▶ _WHAT THE TASK ASKS_
Type out the data exactly as given. Skip any image.

◆ ◆ ◆ ◆ ◆ ◆ ◆

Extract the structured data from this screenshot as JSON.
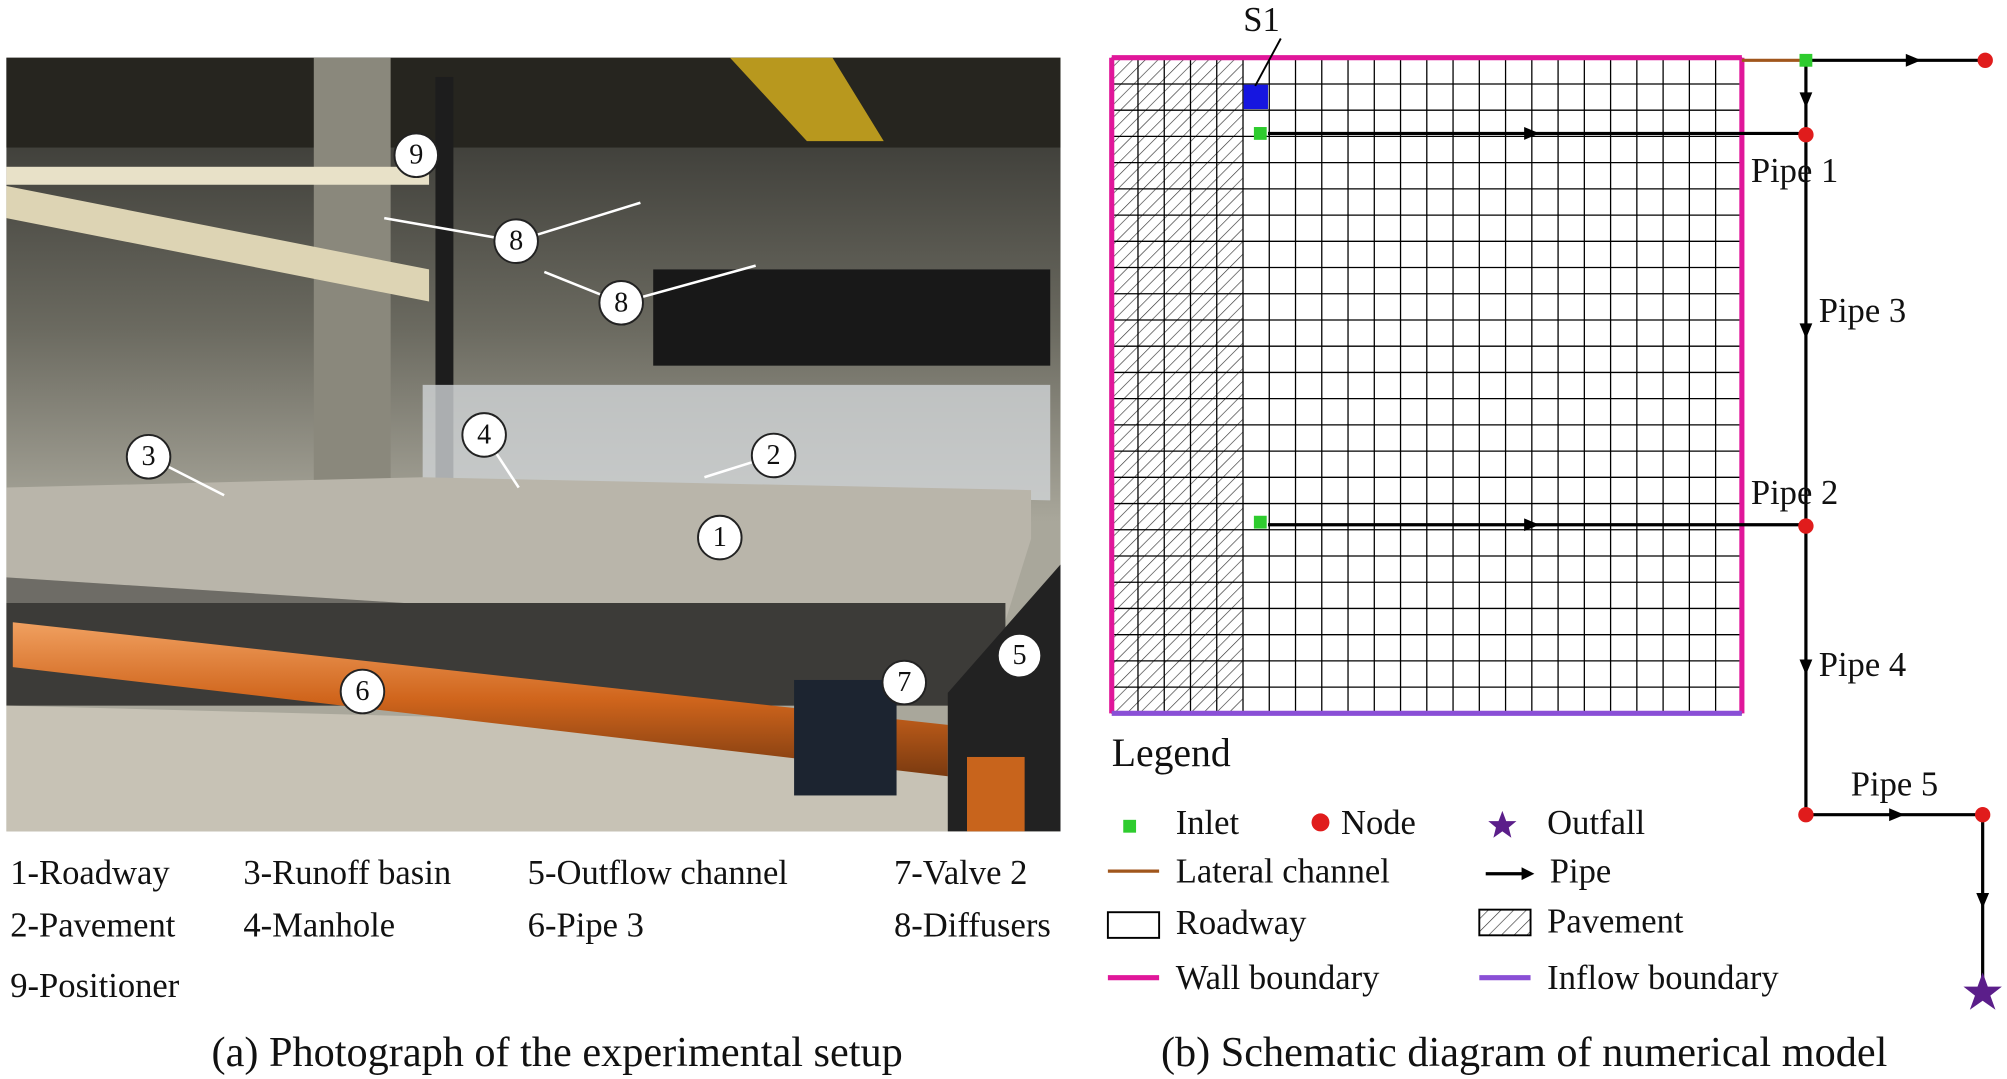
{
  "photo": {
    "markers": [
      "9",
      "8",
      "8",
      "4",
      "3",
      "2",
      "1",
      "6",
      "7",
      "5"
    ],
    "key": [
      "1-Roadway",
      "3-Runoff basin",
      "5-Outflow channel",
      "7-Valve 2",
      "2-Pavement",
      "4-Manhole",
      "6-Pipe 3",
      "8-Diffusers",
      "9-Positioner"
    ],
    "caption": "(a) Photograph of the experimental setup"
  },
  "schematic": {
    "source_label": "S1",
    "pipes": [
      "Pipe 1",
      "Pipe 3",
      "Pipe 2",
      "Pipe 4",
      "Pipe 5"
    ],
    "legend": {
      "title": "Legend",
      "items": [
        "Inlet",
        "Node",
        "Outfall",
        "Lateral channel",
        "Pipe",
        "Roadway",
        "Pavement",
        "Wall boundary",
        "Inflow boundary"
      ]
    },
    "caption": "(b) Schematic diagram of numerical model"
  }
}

◆ ◆ ◆ ◆ ◆ ◆ ◆

▶ _EXPECTED ANSWER_
Extract the structured data from this screenshot as JSON.
{
  "photo": {
    "markers": [
      "9",
      "8",
      "8",
      "4",
      "3",
      "2",
      "1",
      "6",
      "7",
      "5"
    ],
    "key": [
      "1-Roadway",
      "3-Runoff basin",
      "5-Outflow channel",
      "7-Valve 2",
      "2-Pavement",
      "4-Manhole",
      "6-Pipe 3",
      "8-Diffusers",
      "9-Positioner"
    ],
    "caption": "(a) Photograph of the experimental setup"
  },
  "schematic": {
    "source_label": "S1",
    "pipes": [
      "Pipe 1",
      "Pipe 3",
      "Pipe 2",
      "Pipe 4",
      "Pipe 5"
    ],
    "legend": {
      "title": "Legend",
      "items": [
        "Inlet",
        "Node",
        "Outfall",
        "Lateral channel",
        "Pipe",
        "Roadway",
        "Pavement",
        "Wall boundary",
        "Inflow boundary"
      ]
    },
    "caption": "(b) Schematic diagram of numerical model"
  }
}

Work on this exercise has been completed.